SUPPLIED MATERIAL:
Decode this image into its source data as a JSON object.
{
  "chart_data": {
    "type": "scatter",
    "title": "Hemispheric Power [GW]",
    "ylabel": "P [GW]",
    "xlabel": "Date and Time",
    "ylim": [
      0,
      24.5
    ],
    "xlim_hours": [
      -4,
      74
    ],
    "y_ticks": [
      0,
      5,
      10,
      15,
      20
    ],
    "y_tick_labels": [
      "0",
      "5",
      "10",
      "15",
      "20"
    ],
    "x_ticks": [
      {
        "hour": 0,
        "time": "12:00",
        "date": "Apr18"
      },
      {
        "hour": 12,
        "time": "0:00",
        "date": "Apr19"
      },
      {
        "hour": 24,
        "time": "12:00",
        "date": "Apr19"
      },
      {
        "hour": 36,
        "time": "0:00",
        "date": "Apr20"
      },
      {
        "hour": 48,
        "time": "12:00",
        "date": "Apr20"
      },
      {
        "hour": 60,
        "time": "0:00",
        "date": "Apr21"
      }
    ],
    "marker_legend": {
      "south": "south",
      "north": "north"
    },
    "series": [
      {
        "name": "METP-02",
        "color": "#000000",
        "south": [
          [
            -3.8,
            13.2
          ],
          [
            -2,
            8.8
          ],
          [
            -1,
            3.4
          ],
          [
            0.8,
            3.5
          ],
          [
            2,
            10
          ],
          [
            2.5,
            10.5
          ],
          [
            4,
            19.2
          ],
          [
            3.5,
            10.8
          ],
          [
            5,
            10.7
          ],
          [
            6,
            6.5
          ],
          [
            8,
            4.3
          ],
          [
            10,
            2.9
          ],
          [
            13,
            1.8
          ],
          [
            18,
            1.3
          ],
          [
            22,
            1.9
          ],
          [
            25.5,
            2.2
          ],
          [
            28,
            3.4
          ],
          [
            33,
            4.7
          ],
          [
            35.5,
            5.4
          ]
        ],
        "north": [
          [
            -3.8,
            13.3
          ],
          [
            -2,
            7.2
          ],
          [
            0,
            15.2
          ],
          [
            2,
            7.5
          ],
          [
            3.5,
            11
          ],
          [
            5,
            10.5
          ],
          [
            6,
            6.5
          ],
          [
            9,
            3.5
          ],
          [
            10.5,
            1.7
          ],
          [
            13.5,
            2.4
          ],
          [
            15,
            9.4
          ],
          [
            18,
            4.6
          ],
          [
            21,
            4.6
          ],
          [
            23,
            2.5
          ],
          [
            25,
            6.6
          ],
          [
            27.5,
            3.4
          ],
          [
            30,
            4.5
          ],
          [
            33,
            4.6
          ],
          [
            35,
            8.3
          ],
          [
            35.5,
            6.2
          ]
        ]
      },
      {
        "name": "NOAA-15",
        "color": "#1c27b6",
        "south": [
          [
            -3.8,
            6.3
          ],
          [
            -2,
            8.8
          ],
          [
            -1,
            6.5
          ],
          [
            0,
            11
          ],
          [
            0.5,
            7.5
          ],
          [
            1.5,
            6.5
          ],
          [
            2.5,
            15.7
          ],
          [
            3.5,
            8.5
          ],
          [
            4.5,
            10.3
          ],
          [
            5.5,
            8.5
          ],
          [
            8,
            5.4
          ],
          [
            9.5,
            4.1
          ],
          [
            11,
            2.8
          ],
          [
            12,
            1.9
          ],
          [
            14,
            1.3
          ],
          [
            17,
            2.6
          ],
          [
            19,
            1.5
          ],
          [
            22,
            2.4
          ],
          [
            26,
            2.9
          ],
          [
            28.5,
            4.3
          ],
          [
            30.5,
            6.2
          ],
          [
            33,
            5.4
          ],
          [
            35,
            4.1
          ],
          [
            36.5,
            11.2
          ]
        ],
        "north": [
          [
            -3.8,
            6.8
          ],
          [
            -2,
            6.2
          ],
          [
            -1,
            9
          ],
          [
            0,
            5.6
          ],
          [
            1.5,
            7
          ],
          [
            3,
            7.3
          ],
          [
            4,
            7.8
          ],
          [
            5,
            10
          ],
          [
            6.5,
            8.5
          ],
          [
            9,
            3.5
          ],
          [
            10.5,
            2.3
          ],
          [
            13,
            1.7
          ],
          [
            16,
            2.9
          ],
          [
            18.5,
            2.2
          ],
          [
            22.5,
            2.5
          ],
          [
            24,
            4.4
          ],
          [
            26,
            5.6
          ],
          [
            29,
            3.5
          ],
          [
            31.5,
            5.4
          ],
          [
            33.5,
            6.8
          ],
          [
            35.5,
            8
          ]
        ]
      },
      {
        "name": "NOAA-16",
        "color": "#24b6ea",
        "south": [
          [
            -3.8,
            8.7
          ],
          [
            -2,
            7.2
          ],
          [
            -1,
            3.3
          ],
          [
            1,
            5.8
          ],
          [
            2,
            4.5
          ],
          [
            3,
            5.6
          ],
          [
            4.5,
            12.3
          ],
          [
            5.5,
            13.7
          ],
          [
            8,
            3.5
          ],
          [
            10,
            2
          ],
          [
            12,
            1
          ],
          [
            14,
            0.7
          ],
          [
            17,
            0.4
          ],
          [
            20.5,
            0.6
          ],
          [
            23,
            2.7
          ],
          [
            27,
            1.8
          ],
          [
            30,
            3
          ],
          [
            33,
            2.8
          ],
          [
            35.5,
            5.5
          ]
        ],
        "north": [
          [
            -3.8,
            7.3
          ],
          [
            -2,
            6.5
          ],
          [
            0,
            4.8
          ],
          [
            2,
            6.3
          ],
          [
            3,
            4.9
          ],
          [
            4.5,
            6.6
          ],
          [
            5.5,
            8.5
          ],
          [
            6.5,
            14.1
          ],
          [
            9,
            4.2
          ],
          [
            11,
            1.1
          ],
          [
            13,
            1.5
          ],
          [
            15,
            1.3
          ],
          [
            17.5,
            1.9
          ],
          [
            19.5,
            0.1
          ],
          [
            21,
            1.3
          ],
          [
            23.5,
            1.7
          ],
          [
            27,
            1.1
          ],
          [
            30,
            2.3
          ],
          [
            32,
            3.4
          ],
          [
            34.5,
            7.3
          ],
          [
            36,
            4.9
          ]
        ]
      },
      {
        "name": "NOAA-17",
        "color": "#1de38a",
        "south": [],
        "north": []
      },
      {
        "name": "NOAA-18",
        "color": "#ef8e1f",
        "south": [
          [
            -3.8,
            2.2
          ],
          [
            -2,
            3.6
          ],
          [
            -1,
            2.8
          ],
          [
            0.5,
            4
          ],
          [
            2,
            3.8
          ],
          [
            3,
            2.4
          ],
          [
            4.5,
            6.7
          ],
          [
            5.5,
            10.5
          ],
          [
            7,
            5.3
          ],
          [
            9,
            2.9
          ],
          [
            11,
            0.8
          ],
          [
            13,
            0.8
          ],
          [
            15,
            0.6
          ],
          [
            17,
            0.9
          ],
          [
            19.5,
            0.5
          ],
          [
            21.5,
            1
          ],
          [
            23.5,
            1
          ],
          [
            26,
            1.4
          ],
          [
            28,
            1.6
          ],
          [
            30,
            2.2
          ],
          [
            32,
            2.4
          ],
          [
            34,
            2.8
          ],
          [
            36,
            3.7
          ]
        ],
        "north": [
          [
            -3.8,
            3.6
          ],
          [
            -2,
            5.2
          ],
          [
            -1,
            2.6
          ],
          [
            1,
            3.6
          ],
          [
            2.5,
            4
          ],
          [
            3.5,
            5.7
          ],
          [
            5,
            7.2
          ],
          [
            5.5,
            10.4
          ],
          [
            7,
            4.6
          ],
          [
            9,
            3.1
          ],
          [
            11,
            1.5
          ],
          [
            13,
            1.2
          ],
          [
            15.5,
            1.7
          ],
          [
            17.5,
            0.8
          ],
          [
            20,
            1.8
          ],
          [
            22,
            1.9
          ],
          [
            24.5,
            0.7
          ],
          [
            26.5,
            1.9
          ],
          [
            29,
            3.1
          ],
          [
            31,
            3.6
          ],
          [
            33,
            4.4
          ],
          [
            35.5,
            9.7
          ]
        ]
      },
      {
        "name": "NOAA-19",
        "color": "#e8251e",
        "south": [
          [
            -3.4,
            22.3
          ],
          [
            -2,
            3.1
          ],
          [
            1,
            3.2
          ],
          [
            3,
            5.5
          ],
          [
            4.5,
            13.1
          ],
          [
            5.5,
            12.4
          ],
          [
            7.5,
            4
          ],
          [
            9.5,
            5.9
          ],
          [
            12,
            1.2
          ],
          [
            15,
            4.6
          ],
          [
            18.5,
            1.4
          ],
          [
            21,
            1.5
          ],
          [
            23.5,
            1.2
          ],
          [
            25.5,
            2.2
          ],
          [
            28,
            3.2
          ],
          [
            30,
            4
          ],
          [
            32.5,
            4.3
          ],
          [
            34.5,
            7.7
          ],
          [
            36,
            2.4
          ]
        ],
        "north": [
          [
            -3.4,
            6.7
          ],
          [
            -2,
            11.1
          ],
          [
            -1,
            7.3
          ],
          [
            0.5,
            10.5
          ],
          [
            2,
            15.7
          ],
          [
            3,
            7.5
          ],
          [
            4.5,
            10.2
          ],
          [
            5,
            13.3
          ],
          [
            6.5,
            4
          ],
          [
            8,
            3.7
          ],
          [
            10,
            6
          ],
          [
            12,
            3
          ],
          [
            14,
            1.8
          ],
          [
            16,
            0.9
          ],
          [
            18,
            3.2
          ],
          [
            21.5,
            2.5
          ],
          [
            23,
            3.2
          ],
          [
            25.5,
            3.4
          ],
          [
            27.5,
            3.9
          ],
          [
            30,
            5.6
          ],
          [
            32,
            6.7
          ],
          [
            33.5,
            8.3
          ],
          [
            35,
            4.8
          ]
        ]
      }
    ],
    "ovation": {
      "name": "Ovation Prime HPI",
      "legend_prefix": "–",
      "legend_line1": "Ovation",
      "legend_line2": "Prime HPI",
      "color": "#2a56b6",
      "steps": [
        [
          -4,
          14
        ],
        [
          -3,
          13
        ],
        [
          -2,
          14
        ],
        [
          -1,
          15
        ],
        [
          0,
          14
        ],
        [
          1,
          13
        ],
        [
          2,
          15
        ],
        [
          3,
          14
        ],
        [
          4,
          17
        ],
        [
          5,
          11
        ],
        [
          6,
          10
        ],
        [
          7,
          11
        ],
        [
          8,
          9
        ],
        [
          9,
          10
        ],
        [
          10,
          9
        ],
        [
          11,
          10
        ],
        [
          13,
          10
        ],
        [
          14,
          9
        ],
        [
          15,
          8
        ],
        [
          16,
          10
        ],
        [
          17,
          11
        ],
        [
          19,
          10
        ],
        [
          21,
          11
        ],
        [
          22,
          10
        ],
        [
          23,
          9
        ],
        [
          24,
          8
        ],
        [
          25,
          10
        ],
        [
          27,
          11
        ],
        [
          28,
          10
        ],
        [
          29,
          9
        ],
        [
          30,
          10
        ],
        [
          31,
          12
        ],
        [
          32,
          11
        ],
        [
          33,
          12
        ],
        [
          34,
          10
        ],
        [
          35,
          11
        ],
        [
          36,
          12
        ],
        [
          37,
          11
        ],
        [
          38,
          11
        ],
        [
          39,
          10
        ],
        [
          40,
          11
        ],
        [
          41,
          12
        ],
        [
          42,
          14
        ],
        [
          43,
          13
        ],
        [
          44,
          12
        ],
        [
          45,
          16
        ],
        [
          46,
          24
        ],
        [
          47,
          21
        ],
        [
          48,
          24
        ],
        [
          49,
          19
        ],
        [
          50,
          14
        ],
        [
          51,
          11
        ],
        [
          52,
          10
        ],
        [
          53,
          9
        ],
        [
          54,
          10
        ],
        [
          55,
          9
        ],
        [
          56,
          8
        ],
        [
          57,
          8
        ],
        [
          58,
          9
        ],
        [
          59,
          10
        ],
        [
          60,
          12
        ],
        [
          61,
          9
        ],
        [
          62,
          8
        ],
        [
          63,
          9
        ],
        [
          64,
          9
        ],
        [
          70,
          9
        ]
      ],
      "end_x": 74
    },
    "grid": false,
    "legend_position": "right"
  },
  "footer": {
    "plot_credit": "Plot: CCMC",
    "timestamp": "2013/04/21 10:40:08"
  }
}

THE REQUEST: Report the number of lines containing the string "color" and add nothing to it.

SOLUTION TO THIS TASK: 7